> WHAT THE TASK REQUIRES:
Which lines hold the word "านเศรษฐศาสตร"? Show each of them.

> SUPPLIED DATA:
*-*-*

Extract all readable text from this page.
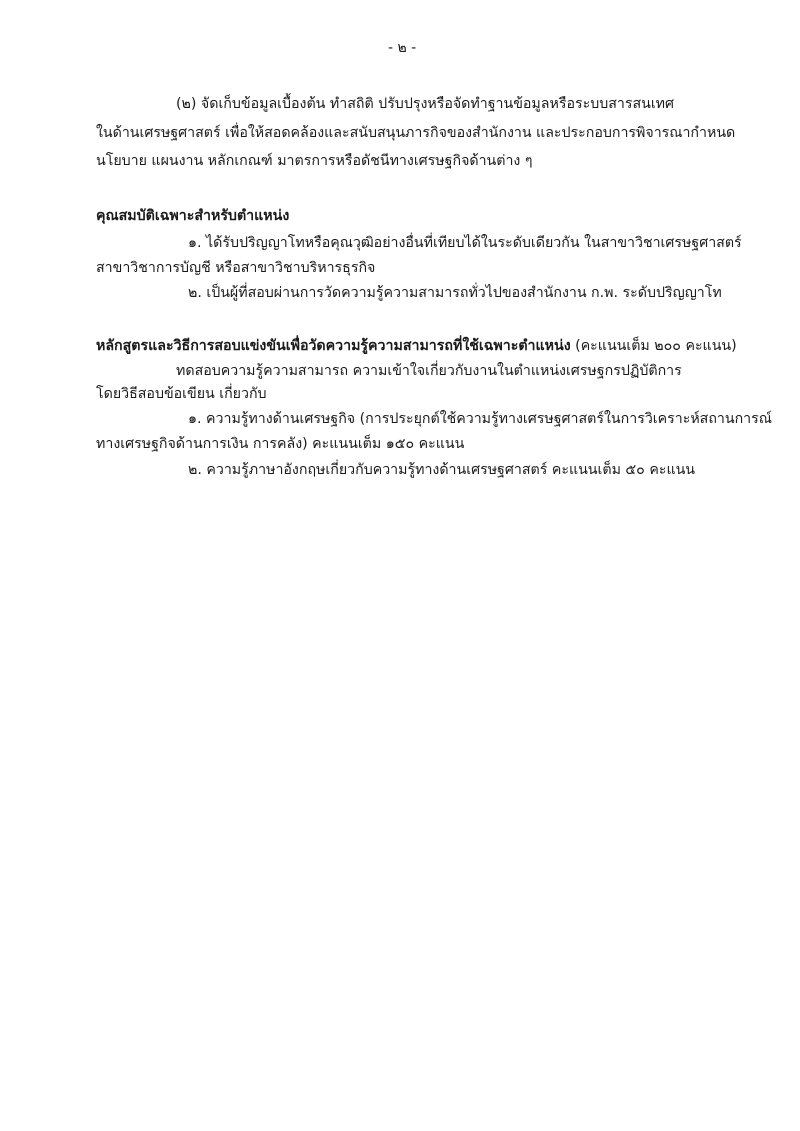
- ๒ -
(๒) จัดเก็บข้อมูลเบื้องต้น ทำสถิติ ปรับปรุงหรือจัดทำฐานข้อมูลหรือระบบสารสนเทศ
ในด้านเศรษฐศาสตร์ เพื่อให้สอดคล้องและสนับสนุนภารกิจของสำนักงาน และประกอบการพิจารณากำหนด
นโยบาย แผนงาน หลักเกณฑ์ มาตรการหรือดัชนีทางเศรษฐกิจด้านต่าง ๆ
คุณสมบัติเฉพาะสำหรับตำแหน่ง
๑. ได้รับปริญญาโทหรือคุณวุฒิอย่างอื่นที่เทียบได้ในระดับเดียวกัน ในสาขาวิชาเศรษฐศาสตร์
สาขาวิชาการบัญชี หรือสาขาวิชาบริหารธุรกิจ
๒. เป็นผู้ที่สอบผ่านการวัดความรู้ความสามารถทั่วไปของสำนักงาน ก.พ. ระดับปริญญาโท
หลักสูตรและวิธีการสอบแข่งขันเพื่อวัดความรู้ความสามารถที่ใช้เฉพาะตำแหน่ง (คะแนนเต็ม ๒๐๐ คะแนน)
ทดสอบความรู้ความสามารถ ความเข้าใจเกี่ยวกับงานในตำแหน่งเศรษฐกรปฏิบัติการ
โดยวิธีสอบข้อเขียน เกี่ยวกับ
๑. ความรู้ทางด้านเศรษฐกิจ (การประยุกต์ใช้ความรู้ทางเศรษฐศาสตร์ในการวิเคราะห์สถานการณ์
ทางเศรษฐกิจด้านการเงิน การคลัง) คะแนนเต็ม ๑๕๐ คะแนน
๒. ความรู้ภาษาอังกฤษเกี่ยวกับความรู้ทางด้านเศรษฐศาสตร์ คะแนนเต็ม ๕๐ คะแนน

*-*-*

> ANSWER TO THE TASK:
ในด้านเศรษฐศาสตร์ เพื่อให้สอดคล้องและสนับสนุนภารกิจของสำนักงาน และประกอบการพิจารณากำหนด
๒. ความรู้ภาษาอังกฤษเกี่ยวกับความรู้ทางด้านเศรษฐศาสตร์ คะแนนเต็ม ๕๐ คะแนน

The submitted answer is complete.